___ Brano
Se i numeri sono numeri, allora non si può non concordare con le recenti segnalazioni sul progressivo calo delle prestazioni di mammografia eseguite presso l’ospedale di Cremona negli ultimi anni. Vale la pena tuttavia di precisare che le mammografie sono esami radiologici e che tali esami, effettuati appunto dal personale della radiologia, sono stati ridotti non solamente a causa della pandemia, ma anche a seguito delle dimissioni di ben tre professioniste radiologhe molto esperte. Se è vero quindi che i dati presentati sono reali, purtroppo nessuno sembra essersi preoccupato di individuarne le cause: un’analisi corretta non può limitarsi a fotografare la situazione e dovrebbe invece andare alla radice del problema, che resta l’unica possibilità per individuare una soluzione. Un modo ci sarebbe, magari capire il perché delle dimissioni, visto che le tre radiologhe non hanno deciso di cambiare vita e continuano a fare lo stesso lavoro in altre strutture. Nel ribadire che non si è mai vista una situazione in cui tre brave professioniste si dimettono tutte e
tre contemporaneamente, è possibile ipotizzare che non si trovassero tanto bene sul loro posto di lavoro. Quindi, se c’è un problema, questo doveva riguardare il reparto da cui dipendevano, la radiologia, oppure il reparto dove esercitavano abitualmente, ovvero l’Area Donna.
O magari tutti e due. Fare di tutta l’erba un fascio, mescolare i problemi dei radiologi con il destino incerto del nuovo reparto di Oncologia e con la revisione organizzativa della Breast Unit non aiuta a fare chiarezza, alimentando di fatto una confusione che non resterà senza conseguenze per gli utenti. Purtroppo si raccoglie quel che si è seminato ed oggi stiamo semplicemente raccogliendo i frutti di scelte precedenti, promosse da taluni vertici ospedalieri sui quali è stato steso un velo pietoso, ma dei quali non si dovrebbe perdere la
memoria. Troppo spesso ci si dimentica infatti che è il passato a condizionare il presente.
______
___ Dati forniti
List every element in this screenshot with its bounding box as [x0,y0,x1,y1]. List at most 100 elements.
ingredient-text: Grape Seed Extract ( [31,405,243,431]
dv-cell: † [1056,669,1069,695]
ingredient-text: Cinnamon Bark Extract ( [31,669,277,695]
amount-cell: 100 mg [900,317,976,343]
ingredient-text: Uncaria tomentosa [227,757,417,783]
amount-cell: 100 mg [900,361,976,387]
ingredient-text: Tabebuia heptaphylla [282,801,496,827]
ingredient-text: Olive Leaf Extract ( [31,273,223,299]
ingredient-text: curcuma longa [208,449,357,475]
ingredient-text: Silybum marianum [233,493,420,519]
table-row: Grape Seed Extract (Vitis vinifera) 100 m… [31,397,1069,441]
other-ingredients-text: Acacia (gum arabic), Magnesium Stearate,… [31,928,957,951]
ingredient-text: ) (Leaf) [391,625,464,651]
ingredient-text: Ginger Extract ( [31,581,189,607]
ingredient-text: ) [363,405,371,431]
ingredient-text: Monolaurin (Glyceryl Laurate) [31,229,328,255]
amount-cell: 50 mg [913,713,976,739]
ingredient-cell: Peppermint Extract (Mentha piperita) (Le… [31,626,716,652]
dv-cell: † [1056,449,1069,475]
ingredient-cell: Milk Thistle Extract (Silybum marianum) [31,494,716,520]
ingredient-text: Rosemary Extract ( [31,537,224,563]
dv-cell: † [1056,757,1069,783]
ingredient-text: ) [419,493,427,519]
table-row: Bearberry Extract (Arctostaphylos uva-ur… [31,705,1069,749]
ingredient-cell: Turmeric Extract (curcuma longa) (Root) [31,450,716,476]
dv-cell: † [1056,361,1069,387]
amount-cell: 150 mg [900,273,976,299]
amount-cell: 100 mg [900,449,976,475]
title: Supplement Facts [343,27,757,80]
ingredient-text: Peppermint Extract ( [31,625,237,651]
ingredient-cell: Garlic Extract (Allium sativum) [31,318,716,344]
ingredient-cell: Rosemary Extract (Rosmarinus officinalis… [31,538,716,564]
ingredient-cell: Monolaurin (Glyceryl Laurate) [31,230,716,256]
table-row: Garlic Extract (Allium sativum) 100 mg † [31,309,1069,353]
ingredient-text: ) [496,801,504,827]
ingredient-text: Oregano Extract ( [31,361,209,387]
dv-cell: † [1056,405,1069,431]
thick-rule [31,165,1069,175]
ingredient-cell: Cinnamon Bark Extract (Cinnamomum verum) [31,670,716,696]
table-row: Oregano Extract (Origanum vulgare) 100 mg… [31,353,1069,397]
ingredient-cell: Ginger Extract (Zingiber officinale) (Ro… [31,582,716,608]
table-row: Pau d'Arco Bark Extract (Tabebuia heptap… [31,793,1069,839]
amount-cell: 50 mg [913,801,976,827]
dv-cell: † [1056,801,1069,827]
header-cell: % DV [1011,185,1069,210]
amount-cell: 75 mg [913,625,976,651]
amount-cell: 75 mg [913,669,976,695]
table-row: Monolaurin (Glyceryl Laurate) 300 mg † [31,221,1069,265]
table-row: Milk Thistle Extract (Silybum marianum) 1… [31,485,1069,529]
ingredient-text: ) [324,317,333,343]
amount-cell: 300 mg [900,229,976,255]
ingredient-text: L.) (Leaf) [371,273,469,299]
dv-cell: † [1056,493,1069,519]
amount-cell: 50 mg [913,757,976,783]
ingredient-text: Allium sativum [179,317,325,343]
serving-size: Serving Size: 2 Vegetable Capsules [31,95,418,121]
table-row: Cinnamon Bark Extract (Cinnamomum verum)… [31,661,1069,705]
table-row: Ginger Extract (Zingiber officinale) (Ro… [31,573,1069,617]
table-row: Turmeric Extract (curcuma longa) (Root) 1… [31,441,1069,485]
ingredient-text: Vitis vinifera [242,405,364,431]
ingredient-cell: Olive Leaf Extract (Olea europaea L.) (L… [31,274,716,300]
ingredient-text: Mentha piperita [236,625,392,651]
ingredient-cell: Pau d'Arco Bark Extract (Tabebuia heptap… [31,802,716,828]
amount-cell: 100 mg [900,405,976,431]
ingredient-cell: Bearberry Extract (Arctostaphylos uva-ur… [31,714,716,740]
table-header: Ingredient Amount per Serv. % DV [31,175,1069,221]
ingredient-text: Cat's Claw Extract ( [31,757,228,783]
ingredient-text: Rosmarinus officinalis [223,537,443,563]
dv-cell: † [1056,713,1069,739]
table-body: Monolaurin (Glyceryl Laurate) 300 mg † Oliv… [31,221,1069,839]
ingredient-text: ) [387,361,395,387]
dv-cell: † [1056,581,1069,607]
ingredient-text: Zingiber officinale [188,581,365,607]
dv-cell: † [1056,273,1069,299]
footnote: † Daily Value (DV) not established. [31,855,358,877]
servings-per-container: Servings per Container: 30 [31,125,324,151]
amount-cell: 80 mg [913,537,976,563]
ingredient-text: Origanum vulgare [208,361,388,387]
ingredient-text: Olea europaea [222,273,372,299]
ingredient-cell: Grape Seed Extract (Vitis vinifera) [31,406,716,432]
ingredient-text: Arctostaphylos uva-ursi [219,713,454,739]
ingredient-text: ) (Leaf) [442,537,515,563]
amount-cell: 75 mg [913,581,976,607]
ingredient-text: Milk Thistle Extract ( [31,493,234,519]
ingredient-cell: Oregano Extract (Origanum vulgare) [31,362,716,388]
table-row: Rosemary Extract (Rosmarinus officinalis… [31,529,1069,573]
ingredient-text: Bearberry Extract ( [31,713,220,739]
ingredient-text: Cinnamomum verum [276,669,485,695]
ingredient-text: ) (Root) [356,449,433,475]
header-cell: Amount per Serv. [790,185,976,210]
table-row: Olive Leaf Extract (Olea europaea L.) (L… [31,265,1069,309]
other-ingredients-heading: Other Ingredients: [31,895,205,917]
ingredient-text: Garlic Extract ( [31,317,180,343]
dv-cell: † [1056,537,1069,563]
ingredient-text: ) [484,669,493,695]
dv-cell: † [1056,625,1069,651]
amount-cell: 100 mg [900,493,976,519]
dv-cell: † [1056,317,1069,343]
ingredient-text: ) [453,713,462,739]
______
- [Cosa farai]:
**a.** Copia dal testo sulle mammografie a Cremona tutto ciò che va da "O magari tutti" fino a "condizionare il presente.".
**b.** Prosegui il testo sulle mammografie a Cremona a partire dalla sua ultima frase.
Le voci riportate non servono.

- [Risposte attese]:
**a.**
O magari tutti e due. Fare di tutta l’erba un fascio, mescolare i problemi dei radiologi con il destino incerto del nuovo reparto di Oncologia e con la revisione organizzativa della Breast Unit non aiuta a fare chiarezza, alimentando di fatto una confusione che non resterà senza conseguenze per gli utenti. Purtroppo si raccoglie quel che si è seminato ed oggi stiamo semplicemente raccogliendo i frutti di scelte precedenti, promosse da taluni vertici ospedalieri sui quali è stato steso un velo pietoso, ma dei quali non si dovrebbe perdere la
memoria. Troppo spesso ci si dimentica infatti che è il passato a condizionare il presente.

**b.**
A proposito invece dell’Area Donna vera e propria, se i numeri sono numeri, allora si potrebbe chiedere ai consiglieri regionali, oggi così attenti alla situazione sanitaria cremonese e invece distratti in altre occasioni, di intraprendere l’ardua impresa di far luce su quante donne cremonesi hanno deciso, negli ultimi anni, di farsi seguire e curare in altre strutture di senologia, magari a Brescia, magari a Milano. Questi dati (definiti “mobilità in uscita”) sono custoditi gelosamente negli uffici ATS Valpadana e risultano inaccessibili alla consultazione. Invece l’analisi di queste informazioni potrebbe forse confermare (o smentire) l’impressione che comunque, radiologhe o non radiologhe, l’Area Donna sia in fase di
appealing calante, rendendo di fatto meno comprensibile la mobilitazione generale di questi giorni. Se si dovesse dimostrare con i numeri quella che è l’impressione generale e cioè che molte donne probabilmente preferiscono rivolgersi a Centri di riferimento oncologico in altre zone, allora sarebbe necessario mettere da parte gli slogan e gli aspetti emotivi per cercare di individuare le cause di tale situazione. E magari porvi rimedio.
Anche perché, potendo scegliere, è possibile che per molti malati l’obiettivo sia quello di guarire, indipendentemente da un ambiente più o meno confortevole. A questo proposito giova ricordare che i dati dell’ATS, per quanto non aggiornatissimi, sembrano suggerire che a Cremona si muore di più per tumore mammario, peraltro senza che nessuno si sia dato da fare per comprendere le cause di questa situazione. Se poi cerchiamo di inquadrare il problema Area Donna anche alla luce dei dati AGENAS, quelli del ministero della Salute,
potremmo porci ulteriori domande, anch’esse per ora senza risposta.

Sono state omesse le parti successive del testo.